Required work: Transcribe every line of the listing below without any deviation.
>> Begin
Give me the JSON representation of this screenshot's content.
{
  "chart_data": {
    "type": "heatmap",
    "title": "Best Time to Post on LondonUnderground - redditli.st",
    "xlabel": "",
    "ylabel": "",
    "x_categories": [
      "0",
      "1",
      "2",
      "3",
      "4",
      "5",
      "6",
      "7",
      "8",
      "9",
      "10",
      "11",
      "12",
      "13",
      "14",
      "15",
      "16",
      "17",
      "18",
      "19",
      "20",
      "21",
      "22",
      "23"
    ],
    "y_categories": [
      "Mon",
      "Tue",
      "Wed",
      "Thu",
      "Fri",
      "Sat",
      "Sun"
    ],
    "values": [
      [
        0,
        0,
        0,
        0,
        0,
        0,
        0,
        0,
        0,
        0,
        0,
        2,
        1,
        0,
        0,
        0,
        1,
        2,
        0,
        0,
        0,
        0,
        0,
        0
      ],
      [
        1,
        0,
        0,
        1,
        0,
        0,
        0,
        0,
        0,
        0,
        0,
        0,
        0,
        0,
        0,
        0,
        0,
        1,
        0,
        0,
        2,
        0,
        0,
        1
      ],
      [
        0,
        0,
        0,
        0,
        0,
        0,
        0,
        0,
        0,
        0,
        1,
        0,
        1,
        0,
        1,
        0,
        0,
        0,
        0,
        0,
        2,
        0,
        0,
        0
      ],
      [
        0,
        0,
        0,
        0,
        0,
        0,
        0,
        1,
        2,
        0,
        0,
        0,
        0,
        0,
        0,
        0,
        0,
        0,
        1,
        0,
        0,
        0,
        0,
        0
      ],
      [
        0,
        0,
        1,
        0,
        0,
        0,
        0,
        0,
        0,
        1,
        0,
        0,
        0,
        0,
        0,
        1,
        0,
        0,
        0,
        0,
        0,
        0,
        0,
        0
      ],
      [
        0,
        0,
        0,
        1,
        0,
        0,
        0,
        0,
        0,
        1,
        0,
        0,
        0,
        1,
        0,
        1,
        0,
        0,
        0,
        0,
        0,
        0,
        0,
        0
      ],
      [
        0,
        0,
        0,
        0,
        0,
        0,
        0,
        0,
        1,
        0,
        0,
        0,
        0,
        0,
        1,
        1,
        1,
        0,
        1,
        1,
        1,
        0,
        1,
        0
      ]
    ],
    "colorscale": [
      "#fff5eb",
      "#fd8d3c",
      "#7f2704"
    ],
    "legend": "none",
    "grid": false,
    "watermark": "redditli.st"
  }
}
>> End
Written answer:
Give me the JSON representation of this screenshot's content.
{
  "chart_data": {
    "type": "heatmap",
    "title": "Best Time to Post on LondonUnderground - redditli.st",
    "xlabel": "",
    "ylabel": "",
    "x_categories": [
      "0",
      "1",
      "2",
      "3",
      "4",
      "5",
      "6",
      "7",
      "8",
      "9",
      "10",
      "11",
      "12",
      "13",
      "14",
      "15",
      "16",
      "17",
      "18",
      "19",
      "20",
      "21",
      "22",
      "23"
    ],
    "y_categories": [
      "Mon",
      "Tue",
      "Wed",
      "Thu",
      "Fri",
      "Sat",
      "Sun"
    ],
    "values": [
      [
        0,
        0,
        0,
        0,
        0,
        0,
        0,
        0,
        0,
        0,
        0,
        2,
        1,
        0,
        0,
        0,
        1,
        2,
        0,
        0,
        0,
        0,
        0,
        0
      ],
      [
        1,
        0,
        0,
        1,
        0,
        0,
        0,
        0,
        0,
        0,
        0,
        0,
        0,
        0,
        0,
        0,
        0,
        1,
        0,
        0,
        2,
        0,
        0,
        1
      ],
      [
        0,
        0,
        0,
        0,
        0,
        0,
        0,
        0,
        0,
        0,
        1,
        0,
        1,
        0,
        1,
        0,
        0,
        0,
        0,
        0,
        2,
        0,
        0,
        0
      ],
      [
        0,
        0,
        0,
        0,
        0,
        0,
        0,
        1,
        2,
        0,
        0,
        0,
        0,
        0,
        0,
        0,
        0,
        0,
        1,
        0,
        0,
        0,
        0,
        0
      ],
      [
        0,
        0,
        1,
        0,
        0,
        0,
        0,
        0,
        0,
        1,
        0,
        0,
        0,
        0,
        0,
        1,
        0,
        0,
        0,
        0,
        0,
        0,
        0,
        0
      ],
      [
        0,
        0,
        0,
        1,
        0,
        0,
        0,
        0,
        0,
        1,
        0,
        0,
        0,
        1,
        0,
        1,
        0,
        0,
        0,
        0,
        0,
        0,
        0,
        0
      ],
      [
        0,
        0,
        0,
        0,
        0,
        0,
        0,
        0,
        1,
        0,
        0,
        0,
        0,
        0,
        1,
        1,
        1,
        0,
        1,
        1,
        1,
        0,
        1,
        0
      ]
    ],
    "colorscale": [
      "#fff5eb",
      "#fd8d3c",
      "#7f2704"
    ],
    "legend": "none",
    "grid": false,
    "watermark": "redditli.st"
  }
}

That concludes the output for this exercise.